● **TASK DETAILS**
Keep only the lines of the listing that include the word "Bilderbogen", and copy them.

● **EXTRACTED ENTRIES**
++++++++
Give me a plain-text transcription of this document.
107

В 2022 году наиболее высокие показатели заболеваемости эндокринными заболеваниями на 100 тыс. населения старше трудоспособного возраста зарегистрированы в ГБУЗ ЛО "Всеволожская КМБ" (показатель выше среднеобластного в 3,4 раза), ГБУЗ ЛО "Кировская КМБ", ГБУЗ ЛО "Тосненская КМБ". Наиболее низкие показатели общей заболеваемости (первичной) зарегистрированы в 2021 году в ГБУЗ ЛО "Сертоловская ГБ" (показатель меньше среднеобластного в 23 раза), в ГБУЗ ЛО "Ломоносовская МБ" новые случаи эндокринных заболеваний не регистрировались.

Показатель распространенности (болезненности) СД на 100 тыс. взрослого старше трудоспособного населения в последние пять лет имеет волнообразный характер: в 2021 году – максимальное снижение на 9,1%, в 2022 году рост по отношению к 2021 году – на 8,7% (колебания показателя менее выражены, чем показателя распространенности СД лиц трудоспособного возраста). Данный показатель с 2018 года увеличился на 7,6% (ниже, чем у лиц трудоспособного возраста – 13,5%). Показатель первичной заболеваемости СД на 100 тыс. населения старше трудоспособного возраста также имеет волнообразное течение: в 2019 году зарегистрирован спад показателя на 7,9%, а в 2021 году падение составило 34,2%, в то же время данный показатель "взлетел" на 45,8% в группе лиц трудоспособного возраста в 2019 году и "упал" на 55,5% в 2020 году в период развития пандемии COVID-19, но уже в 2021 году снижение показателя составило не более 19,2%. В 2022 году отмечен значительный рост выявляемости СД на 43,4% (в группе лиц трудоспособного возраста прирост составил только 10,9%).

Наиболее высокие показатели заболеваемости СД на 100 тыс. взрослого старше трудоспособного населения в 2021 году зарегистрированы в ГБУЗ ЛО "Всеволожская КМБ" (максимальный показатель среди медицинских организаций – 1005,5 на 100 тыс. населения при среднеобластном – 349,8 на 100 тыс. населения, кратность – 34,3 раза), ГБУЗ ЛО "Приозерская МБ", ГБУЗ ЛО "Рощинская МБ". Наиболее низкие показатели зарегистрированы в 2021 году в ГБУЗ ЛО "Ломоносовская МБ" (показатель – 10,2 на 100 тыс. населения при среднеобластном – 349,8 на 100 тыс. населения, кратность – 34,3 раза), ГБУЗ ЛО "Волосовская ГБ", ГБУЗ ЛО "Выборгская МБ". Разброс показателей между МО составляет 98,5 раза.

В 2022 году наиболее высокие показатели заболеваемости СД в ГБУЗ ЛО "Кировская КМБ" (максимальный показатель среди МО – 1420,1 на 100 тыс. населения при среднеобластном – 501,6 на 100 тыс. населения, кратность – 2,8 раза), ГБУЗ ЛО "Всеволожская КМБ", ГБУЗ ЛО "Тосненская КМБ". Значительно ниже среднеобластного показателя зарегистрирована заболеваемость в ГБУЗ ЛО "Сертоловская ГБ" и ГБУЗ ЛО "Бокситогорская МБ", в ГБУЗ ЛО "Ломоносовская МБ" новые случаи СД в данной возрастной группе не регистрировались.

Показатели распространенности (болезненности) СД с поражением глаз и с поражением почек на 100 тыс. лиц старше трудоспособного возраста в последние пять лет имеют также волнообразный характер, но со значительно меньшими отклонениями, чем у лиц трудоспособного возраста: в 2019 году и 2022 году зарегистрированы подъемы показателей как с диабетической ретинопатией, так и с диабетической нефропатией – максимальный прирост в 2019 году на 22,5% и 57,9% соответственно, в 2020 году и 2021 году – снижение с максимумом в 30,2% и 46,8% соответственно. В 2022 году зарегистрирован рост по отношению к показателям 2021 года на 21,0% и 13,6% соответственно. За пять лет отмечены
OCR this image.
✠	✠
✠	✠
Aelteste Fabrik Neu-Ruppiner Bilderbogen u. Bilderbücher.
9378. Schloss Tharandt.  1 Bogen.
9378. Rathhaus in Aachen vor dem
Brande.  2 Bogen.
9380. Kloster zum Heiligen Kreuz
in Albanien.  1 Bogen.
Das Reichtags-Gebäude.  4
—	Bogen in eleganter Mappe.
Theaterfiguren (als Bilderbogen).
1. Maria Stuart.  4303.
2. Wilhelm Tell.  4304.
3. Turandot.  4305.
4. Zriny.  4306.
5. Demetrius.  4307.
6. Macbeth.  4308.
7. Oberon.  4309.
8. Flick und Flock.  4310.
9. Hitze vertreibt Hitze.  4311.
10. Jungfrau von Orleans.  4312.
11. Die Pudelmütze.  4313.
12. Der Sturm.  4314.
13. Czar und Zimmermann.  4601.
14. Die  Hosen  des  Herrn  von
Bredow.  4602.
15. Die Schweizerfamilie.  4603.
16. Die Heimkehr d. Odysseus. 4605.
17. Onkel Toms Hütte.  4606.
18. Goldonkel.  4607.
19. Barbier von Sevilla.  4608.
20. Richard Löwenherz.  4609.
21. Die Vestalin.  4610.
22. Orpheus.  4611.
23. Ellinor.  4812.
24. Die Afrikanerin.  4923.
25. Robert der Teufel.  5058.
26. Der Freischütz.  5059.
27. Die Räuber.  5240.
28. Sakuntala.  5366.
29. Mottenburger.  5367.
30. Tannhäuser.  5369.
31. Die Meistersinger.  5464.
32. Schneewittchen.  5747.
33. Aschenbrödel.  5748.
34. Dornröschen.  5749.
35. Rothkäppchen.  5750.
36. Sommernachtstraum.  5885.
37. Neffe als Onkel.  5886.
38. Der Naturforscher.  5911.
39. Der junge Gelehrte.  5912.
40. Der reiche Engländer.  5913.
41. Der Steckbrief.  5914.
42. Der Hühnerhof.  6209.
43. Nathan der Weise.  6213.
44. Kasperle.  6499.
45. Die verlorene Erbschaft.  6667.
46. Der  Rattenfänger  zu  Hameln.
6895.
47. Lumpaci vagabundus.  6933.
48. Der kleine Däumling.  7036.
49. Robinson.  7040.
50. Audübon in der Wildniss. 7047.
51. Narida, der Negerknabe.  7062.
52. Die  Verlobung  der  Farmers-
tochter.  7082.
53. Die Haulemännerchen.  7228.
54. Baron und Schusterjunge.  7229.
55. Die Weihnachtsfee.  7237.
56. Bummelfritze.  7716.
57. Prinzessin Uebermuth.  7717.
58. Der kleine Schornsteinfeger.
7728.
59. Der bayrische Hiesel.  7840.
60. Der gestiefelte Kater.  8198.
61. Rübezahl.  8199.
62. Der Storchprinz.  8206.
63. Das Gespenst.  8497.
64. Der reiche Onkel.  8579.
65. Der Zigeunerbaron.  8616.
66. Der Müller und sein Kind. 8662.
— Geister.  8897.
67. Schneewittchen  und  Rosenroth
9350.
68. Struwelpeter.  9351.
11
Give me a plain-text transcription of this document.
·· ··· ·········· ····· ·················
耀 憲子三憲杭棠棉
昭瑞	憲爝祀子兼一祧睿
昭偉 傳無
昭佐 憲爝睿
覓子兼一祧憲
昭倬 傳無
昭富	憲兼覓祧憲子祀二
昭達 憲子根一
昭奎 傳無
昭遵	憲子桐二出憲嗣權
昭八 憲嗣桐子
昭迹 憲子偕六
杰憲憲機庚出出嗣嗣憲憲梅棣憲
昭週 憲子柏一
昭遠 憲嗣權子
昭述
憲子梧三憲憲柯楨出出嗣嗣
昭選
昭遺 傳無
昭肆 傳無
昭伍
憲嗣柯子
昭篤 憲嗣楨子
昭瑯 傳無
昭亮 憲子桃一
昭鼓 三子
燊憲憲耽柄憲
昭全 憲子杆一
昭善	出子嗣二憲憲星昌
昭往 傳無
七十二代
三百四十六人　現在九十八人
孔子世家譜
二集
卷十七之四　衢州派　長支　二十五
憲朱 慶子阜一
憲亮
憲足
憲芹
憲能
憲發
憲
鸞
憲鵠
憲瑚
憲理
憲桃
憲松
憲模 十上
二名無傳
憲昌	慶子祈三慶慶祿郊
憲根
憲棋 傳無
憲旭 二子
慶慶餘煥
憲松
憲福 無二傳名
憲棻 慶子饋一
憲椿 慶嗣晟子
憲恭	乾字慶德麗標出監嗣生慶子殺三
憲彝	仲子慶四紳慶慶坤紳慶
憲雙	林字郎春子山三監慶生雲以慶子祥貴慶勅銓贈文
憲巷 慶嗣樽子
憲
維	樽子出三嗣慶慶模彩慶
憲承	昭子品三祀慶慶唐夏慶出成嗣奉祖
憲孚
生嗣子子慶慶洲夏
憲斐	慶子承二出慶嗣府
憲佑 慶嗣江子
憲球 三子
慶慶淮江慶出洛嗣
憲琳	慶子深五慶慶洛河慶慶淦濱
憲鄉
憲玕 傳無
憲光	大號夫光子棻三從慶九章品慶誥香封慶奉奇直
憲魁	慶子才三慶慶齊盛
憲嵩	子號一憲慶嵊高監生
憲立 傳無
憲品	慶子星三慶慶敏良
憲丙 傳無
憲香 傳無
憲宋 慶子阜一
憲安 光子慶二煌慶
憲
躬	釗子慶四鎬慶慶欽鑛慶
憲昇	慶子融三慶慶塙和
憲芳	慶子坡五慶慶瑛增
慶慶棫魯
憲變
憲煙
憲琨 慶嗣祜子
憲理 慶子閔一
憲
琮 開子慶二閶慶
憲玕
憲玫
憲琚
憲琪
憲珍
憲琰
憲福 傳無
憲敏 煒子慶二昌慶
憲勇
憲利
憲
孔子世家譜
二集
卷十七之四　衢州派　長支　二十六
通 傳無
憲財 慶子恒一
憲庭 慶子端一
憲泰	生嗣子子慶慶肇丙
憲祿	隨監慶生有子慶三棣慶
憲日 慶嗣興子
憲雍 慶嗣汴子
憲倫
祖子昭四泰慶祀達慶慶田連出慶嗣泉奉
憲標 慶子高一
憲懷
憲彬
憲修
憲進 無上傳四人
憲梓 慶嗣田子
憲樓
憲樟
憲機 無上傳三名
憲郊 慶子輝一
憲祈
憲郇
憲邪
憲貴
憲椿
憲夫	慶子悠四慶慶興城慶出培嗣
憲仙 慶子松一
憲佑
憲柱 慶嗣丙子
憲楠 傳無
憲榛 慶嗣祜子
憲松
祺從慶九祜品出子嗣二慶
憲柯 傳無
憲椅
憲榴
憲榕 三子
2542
++++++++
● **SOLUTION TO THE EXERCISE**
Aelteste Fabrik Neu-Ruppiner Bilderbogen u. Bilderbücher.
Theaterfiguren (als Bilderbogen).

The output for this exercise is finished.